■ Problem statement
Output all of the records exactly as written.

■ Stored records

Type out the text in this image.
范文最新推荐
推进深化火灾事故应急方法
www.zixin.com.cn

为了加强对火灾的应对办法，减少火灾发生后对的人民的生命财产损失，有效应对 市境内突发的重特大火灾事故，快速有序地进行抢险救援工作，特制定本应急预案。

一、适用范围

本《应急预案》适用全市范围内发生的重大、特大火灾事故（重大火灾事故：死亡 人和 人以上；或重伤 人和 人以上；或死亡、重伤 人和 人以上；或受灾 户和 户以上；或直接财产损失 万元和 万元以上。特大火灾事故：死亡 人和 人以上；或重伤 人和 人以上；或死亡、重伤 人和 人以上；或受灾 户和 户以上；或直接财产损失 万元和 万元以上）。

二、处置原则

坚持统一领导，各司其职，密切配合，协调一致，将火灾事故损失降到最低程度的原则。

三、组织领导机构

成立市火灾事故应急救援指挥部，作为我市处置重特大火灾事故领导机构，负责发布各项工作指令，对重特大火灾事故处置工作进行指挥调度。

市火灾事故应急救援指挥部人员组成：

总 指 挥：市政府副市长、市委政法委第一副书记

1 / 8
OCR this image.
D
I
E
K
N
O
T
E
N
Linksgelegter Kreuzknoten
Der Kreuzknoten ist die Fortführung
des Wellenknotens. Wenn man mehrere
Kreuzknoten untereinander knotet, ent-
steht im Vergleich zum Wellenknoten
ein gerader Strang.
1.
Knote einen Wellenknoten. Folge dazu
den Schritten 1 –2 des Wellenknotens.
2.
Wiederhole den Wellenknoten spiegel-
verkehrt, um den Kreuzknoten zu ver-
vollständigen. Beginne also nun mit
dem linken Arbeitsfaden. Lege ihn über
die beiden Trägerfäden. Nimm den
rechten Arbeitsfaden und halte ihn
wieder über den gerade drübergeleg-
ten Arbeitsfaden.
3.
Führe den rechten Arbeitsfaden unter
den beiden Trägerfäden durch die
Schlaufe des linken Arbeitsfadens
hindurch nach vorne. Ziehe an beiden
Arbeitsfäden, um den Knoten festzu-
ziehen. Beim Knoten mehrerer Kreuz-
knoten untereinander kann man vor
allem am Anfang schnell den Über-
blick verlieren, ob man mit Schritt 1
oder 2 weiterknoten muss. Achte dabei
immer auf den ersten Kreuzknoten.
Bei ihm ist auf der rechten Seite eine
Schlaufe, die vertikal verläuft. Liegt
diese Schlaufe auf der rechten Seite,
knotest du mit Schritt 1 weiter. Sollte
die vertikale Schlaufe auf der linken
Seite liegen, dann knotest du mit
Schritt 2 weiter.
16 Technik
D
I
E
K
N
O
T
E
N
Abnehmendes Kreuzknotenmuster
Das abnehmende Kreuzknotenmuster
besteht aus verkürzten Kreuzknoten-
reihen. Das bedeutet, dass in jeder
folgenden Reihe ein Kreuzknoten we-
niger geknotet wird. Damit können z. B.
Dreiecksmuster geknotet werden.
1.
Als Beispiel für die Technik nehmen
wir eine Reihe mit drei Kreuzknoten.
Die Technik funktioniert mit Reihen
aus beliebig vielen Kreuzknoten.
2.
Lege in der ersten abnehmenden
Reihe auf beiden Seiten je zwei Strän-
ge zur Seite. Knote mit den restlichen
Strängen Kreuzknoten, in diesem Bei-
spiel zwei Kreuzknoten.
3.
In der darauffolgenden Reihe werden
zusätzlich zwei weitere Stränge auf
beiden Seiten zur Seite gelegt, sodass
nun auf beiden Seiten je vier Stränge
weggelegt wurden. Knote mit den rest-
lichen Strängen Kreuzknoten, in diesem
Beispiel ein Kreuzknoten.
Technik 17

■ Complete response
Type out the text in this image.
范文最新推荐
推进深化火灾事故应急方法
www.zixin.com.cn

为了加强对火灾的应对办法，减少火灾发生后对的人民的生命财产损失，有效应对 市境内突发的重特大火灾事故，快速有序地进行抢险救援工作，特制定本应急预案。

一、适用范围

本《应急预案》适用全市范围内发生的重大、特大火灾事故（重大火灾事故：死亡 人和 人以上；或重伤 人和 人以上；或死亡、重伤 人和 人以上；或受灾 户和 户以上；或直接财产损失 万元和 万元以上。特大火灾事故：死亡 人和 人以上；或重伤 人和 人以上；或死亡、重伤 人和 人以上；或受灾 户和 户以上；或直接财产损失 万元和 万元以上）。

二、处置原则

坚持统一领导，各司其职，密切配合，协调一致，将火灾事故损失降到最低程度的原则。

三、组织领导机构

成立市火灾事故应急救援指挥部，作为我市处置重特大火灾事故领导机构，负责发布各项工作指令，对重特大火灾事故处置工作进行指挥调度。

市火灾事故应急救援指挥部人员组成：

总 指 挥：市政府副市长、市委政法委第一副书记

1 / 8
OCR this image.
D
I
E
K
N
O
T
E
N
Linksgelegter Kreuzknoten
Der Kreuzknoten ist die Fortführung
des Wellenknotens. Wenn man mehrere
Kreuzknoten untereinander knotet, ent-
steht im Vergleich zum Wellenknoten
ein gerader Strang.
1.
Knote einen Wellenknoten. Folge dazu
den Schritten 1 –2 des Wellenknotens.
2.
Wiederhole den Wellenknoten spiegel-
verkehrt, um den Kreuzknoten zu ver-
vollständigen. Beginne also nun mit
dem linken Arbeitsfaden. Lege ihn über
die beiden Trägerfäden. Nimm den
rechten Arbeitsfaden und halte ihn
wieder über den gerade drübergeleg-
ten Arbeitsfaden.
3.
Führe den rechten Arbeitsfaden unter
den beiden Trägerfäden durch die
Schlaufe des linken Arbeitsfadens
hindurch nach vorne. Ziehe an beiden
Arbeitsfäden, um den Knoten festzu-
ziehen. Beim Knoten mehrerer Kreuz-
knoten untereinander kann man vor
allem am Anfang schnell den Über-
blick verlieren, ob man mit Schritt 1
oder 2 weiterknoten muss. Achte dabei
immer auf den ersten Kreuzknoten.
Bei ihm ist auf der rechten Seite eine
Schlaufe, die vertikal verläuft. Liegt
diese Schlaufe auf der rechten Seite,
knotest du mit Schritt 1 weiter. Sollte
die vertikale Schlaufe auf der linken
Seite liegen, dann knotest du mit
Schritt 2 weiter.
16 Technik
D
I
E
K
N
O
T
E
N
Abnehmendes Kreuzknotenmuster
Das abnehmende Kreuzknotenmuster
besteht aus verkürzten Kreuzknoten-
reihen. Das bedeutet, dass in jeder
folgenden Reihe ein Kreuzknoten we-
niger geknotet wird. Damit können z. B.
Dreiecksmuster geknotet werden.
1.
Als Beispiel für die Technik nehmen
wir eine Reihe mit drei Kreuzknoten.
Die Technik funktioniert mit Reihen
aus beliebig vielen Kreuzknoten.
2.
Lege in der ersten abnehmenden
Reihe auf beiden Seiten je zwei Strän-
ge zur Seite. Knote mit den restlichen
Strängen Kreuzknoten, in diesem Bei-
spiel zwei Kreuzknoten.
3.
In der darauffolgenden Reihe werden
zusätzlich zwei weitere Stränge auf
beiden Seiten zur Seite gelegt, sodass
nun auf beiden Seiten je vier Stränge
weggelegt wurden. Knote mit den rest-
lichen Strängen Kreuzknoten, in diesem
Beispiel ein Kreuzknoten.
Technik 17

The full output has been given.